>> Start Material for the task
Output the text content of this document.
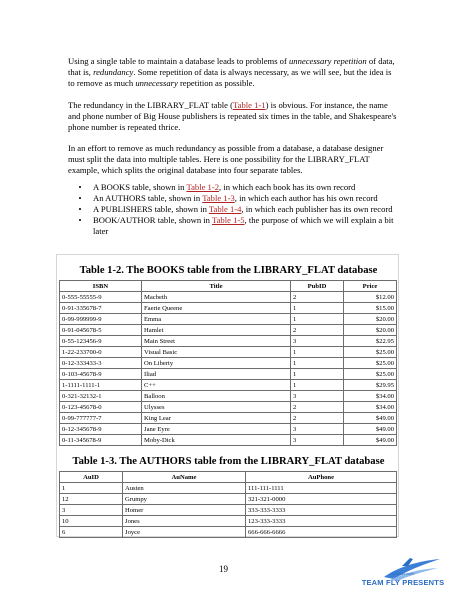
Using a single table to maintain a database leads to problems of unnecessary repetition of data, that is, redundancy. Some repetition of data is always necessary, as we will see, but the idea is to remove as much unnecessary repetition as possible.

The redundancy in the LIBRARY_FLAT table (Table 1-1) is obvious. For instance, the name and phone number of Big House publishers is repeated six times in the table, and Shakespeare's phone number is repeated thrice.

In an effort to remove as much redundancy as possible from a database, a database designer must split the data into multiple tables. Here is one possibility for the LIBRARY_FLAT example, which splits the original database into four separate tables.

• A BOOKS table, shown in Table 1-2, in which each book has its own record
• An AUTHORS table, shown in Table 1-3, in which each author has his own record
• A PUBLISHERS table, shown in Table 1-4, in which each publisher has its own record
• BOOK/AUTHOR table, shown in Table 1-5, the purpose of which we will explain a bit later
Table 1-2. The BOOKS table from the LIBRARY_FLAT database
ISBN	Title	PubID	Price
0-555-55555-9	Macbeth	2	$12.00
0-91-335678-7	Faerie Queene	1	$15.00
0-99-999999-9	Emma	1	$20.00
0-91-045678-5	Hamlet	2	$20.00
0-55-123456-9	Main Street	3	$22.95
1-22-233700-0	Visual Basic	1	$25.00
0-12-333433-3	On Liberty	1	$25.00
0-103-45678-9	Iliad	1	$25.00
1-1111-1111-1	C++	1	$29.95
0-321-32132-1	Balloon	3	$34.00
0-123-45678-0	Ulysses	2	$34.00
0-99-777777-7	King Lear	2	$49.00
0-12-345678-9	Jane Eyre	3	$49.00
0-11-345678-9	Moby-Dick	3	$49.00
Table 1-3. The AUTHORS table from the LIBRARY_FLAT database
AuID	AuName	AuPhone
1	Austen	111-111-1111
12	Grumpy	321-321-0000
3	Homer	333-333-3333
10	Jones	123-333-3333
6	Joyce	666-666-6666
19	FlyHeart.com
TEAM FLY PRESENTS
>> End Material for the task
Given problem:
Quote the material in full and exactly; do not carry over its pictures.

Answer to the exercise:
Output the text content of this document.
Using a single table to maintain a database leads to problems of unnecessary repetition of data, that is, redundancy. Some repetition of data is always necessary, as we will see, but the idea is to remove as much unnecessary repetition as possible.

The redundancy in the LIBRARY_FLAT table (Table 1-1) is obvious. For instance, the name and phone number of Big House publishers is repeated six times in the table, and Shakespeare's phone number is repeated thrice.

In an effort to remove as much redundancy as possible from a database, a database designer must split the data into multiple tables. Here is one possibility for the LIBRARY_FLAT example, which splits the original database into four separate tables.

• A BOOKS table, shown in Table 1-2, in which each book has its own record
• An AUTHORS table, shown in Table 1-3, in which each author has his own record
• A PUBLISHERS table, shown in Table 1-4, in which each publisher has its own record
• BOOK/AUTHOR table, shown in Table 1-5, the purpose of which we will explain a bit later
Table 1-2. The BOOKS table from the LIBRARY_FLAT database
ISBN	Title	PubID	Price
0-555-55555-9	Macbeth	2	$12.00
0-91-335678-7	Faerie Queene	1	$15.00
0-99-999999-9	Emma	1	$20.00
0-91-045678-5	Hamlet	2	$20.00
0-55-123456-9	Main Street	3	$22.95
1-22-233700-0	Visual Basic	1	$25.00
0-12-333433-3	On Liberty	1	$25.00
0-103-45678-9	Iliad	1	$25.00
1-1111-1111-1	C++	1	$29.95
0-321-32132-1	Balloon	3	$34.00
0-123-45678-0	Ulysses	2	$34.00
0-99-777777-7	King Lear	2	$49.00
0-12-345678-9	Jane Eyre	3	$49.00
0-11-345678-9	Moby-Dick	3	$49.00
Table 1-3. The AUTHORS table from the LIBRARY_FLAT database
AuID	AuName	AuPhone
1	Austen	111-111-1111
12	Grumpy	321-321-0000
3	Homer	333-333-3333
10	Jones	123-333-3333
6	Joyce	666-666-6666
19	FlyHeart.com
TEAM FLY PRESENTS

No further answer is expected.